--- DIRECTIONS ---
Gather, from the listing beneath this task, every line holding the string "запросов".

--- DATASET EXCERPTS ---

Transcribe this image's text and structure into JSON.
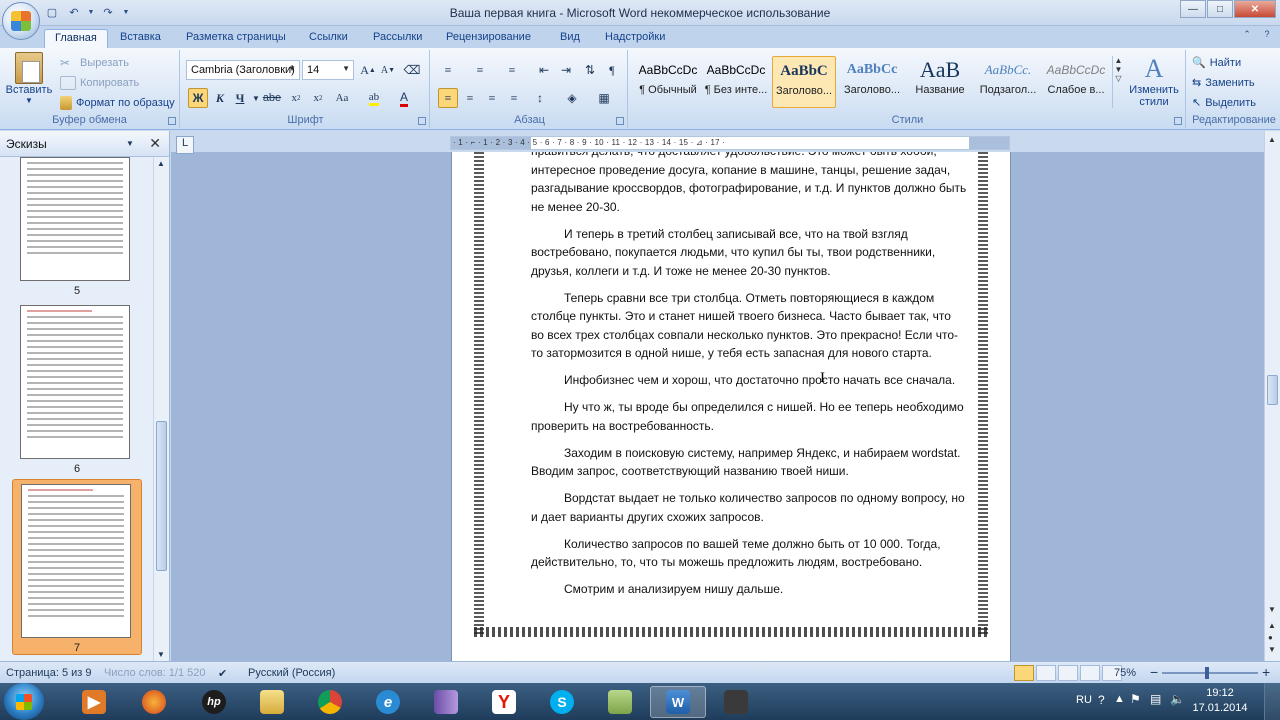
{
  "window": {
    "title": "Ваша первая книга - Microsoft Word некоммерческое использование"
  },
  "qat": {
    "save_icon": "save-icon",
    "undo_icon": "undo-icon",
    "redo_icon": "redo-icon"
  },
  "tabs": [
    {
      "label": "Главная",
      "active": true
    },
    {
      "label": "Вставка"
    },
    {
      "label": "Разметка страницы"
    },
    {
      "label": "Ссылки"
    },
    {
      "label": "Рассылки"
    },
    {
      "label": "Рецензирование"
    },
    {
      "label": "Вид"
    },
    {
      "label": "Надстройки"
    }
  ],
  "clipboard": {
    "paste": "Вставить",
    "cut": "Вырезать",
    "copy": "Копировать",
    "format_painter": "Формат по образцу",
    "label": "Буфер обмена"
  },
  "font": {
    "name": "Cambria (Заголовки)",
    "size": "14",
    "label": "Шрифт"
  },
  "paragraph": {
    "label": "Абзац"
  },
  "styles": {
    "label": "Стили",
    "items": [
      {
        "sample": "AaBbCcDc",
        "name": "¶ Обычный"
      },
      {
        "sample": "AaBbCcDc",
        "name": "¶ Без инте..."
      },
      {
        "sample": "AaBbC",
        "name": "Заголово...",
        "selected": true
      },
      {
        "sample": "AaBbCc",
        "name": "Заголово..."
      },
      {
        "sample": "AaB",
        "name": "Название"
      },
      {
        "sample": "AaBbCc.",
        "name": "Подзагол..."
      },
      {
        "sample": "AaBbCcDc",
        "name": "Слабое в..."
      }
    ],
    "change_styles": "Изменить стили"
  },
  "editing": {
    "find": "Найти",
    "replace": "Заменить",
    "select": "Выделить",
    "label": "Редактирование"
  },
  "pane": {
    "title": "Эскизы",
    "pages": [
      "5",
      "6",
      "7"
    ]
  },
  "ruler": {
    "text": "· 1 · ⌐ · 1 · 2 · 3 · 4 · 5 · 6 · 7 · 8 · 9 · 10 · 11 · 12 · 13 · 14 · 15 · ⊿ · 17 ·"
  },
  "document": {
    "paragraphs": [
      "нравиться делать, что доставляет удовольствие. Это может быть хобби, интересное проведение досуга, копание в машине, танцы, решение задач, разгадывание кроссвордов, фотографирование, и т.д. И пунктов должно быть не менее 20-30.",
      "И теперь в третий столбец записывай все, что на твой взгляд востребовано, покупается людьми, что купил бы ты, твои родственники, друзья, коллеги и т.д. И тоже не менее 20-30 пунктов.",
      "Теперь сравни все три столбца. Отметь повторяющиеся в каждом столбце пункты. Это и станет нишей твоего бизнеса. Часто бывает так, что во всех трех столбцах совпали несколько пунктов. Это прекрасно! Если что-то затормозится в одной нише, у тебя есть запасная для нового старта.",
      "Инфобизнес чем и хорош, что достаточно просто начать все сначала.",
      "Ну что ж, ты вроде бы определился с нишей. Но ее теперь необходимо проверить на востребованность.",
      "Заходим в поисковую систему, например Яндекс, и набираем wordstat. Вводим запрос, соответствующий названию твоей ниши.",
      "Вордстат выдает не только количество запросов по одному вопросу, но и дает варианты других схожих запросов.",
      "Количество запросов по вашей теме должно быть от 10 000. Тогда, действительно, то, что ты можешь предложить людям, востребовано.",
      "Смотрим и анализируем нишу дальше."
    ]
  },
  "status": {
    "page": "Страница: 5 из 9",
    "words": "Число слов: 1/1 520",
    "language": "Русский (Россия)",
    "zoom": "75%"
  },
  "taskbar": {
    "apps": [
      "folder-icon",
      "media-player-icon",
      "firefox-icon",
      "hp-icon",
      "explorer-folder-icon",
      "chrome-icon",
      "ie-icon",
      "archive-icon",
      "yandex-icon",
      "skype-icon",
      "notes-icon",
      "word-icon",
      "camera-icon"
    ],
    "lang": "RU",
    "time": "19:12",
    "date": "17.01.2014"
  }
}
--
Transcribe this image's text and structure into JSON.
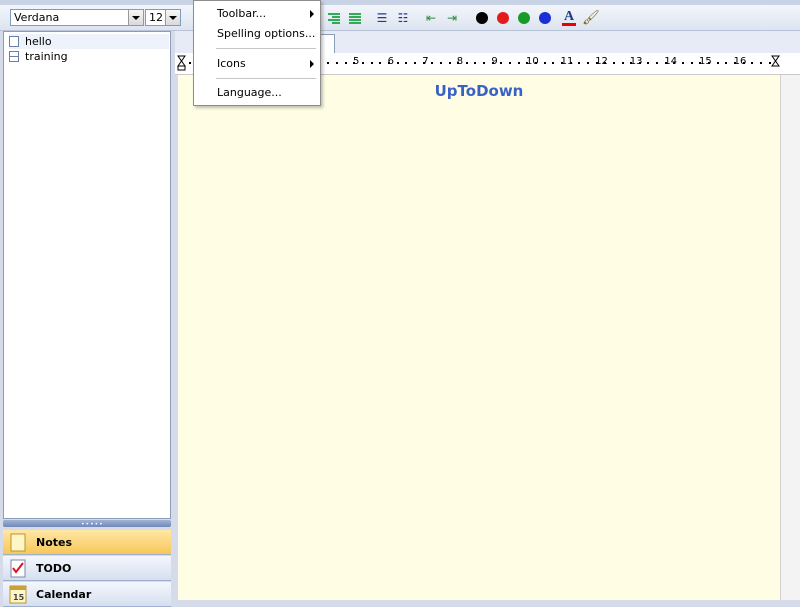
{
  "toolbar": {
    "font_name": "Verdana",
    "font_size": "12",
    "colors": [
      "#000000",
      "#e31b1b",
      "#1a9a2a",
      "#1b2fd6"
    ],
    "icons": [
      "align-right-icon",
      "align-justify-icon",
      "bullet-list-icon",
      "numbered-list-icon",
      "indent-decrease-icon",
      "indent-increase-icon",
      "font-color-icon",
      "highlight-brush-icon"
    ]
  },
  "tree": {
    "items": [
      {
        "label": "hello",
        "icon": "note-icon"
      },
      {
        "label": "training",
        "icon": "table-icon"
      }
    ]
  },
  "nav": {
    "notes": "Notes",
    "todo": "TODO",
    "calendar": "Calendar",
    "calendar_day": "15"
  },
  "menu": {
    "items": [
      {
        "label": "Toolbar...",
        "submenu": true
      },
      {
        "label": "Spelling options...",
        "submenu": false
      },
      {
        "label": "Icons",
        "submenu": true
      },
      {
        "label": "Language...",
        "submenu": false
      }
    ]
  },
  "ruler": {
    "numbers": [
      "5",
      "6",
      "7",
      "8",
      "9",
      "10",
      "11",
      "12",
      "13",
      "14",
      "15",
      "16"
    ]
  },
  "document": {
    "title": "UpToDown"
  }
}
==
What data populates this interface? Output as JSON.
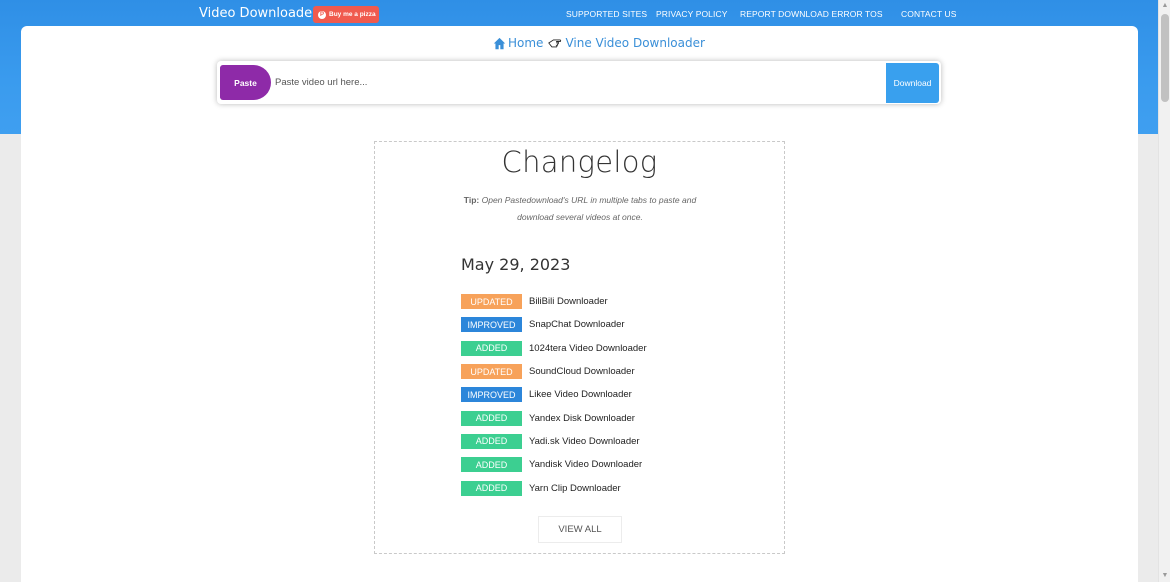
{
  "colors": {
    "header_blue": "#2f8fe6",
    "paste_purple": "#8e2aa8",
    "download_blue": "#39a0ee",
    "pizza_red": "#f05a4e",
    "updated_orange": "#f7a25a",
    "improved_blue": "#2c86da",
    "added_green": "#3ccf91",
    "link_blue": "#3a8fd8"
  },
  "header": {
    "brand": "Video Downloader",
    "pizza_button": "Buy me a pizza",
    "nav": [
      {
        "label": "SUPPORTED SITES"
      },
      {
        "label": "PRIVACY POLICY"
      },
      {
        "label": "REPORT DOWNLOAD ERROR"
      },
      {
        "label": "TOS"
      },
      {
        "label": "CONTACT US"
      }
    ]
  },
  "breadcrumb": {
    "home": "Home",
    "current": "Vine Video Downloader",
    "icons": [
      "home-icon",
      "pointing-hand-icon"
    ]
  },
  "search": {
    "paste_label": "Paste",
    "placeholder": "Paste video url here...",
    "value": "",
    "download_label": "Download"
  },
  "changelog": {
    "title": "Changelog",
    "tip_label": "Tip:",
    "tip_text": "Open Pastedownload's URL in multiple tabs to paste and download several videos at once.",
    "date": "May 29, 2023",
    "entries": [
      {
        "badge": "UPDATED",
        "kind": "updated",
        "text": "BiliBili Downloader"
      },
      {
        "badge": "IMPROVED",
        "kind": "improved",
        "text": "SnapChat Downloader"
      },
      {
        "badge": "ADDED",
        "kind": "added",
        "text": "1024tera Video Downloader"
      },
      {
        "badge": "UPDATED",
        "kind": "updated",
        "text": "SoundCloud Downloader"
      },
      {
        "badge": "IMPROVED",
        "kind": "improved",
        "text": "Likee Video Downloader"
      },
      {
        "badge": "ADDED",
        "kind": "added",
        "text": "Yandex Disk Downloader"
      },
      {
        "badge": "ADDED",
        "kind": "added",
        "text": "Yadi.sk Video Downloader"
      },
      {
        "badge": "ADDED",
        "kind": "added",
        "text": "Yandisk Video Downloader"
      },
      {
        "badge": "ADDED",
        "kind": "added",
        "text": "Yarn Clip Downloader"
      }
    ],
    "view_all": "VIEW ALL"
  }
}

--- WRITTEN REPLY ---
      "Вордстат выдает не только количество запросов по одному вопросу, но и дает варианты других схожих запросов.",
      "Количество запросов по вашей теме должно быть от 10 000. Тогда, действительно, то, что ты можешь предложить людям, востребовано.",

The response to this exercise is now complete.